-- start --
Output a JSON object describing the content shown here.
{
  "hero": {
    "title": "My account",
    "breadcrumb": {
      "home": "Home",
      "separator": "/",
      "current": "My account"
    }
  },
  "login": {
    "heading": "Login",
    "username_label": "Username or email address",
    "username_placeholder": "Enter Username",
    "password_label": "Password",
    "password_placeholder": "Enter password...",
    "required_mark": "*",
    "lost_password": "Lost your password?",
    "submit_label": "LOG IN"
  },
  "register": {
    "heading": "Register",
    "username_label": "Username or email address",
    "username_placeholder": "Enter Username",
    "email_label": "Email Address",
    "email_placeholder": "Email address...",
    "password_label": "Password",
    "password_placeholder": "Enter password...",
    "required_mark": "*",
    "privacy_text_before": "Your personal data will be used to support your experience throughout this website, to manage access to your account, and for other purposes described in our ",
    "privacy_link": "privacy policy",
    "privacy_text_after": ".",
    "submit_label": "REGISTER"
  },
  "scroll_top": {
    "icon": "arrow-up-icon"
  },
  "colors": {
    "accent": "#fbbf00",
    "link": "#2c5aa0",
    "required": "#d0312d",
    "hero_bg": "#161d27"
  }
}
-- end --
-- start --
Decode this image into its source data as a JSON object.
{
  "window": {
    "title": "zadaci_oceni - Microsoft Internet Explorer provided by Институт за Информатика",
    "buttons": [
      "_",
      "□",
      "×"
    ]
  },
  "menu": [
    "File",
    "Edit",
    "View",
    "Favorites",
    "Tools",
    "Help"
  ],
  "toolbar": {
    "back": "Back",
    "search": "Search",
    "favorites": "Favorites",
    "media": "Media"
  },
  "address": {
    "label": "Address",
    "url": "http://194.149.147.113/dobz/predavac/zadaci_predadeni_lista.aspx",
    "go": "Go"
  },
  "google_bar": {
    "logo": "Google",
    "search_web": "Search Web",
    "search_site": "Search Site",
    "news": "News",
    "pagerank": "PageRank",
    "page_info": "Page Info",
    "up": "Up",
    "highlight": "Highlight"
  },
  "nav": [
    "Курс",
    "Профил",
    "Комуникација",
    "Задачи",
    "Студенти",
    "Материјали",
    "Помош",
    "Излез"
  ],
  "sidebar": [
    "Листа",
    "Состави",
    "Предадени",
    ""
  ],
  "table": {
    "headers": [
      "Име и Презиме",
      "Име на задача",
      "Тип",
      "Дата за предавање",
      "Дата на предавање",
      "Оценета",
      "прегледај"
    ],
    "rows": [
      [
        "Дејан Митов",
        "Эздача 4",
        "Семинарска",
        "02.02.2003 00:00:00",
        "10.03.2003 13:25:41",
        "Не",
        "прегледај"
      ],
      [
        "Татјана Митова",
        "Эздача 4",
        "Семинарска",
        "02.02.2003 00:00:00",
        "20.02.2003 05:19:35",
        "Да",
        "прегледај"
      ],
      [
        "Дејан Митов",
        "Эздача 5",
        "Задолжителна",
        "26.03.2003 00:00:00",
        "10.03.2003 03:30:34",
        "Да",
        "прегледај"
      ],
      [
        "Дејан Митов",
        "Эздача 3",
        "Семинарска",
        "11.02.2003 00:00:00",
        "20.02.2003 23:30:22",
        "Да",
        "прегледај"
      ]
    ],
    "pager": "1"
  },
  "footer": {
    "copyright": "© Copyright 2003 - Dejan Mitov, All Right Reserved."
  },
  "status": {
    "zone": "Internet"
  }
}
-- end --
(Challenge): Collect the complete line wherever the string "data" appears in the records.

(Answer to this problem):
    "privacy_text_before": "Your personal data will be used to support your experience throughout this website, to manage access to your account, and for other purposes described in our ",
Decode this image into its source data as a JSON object.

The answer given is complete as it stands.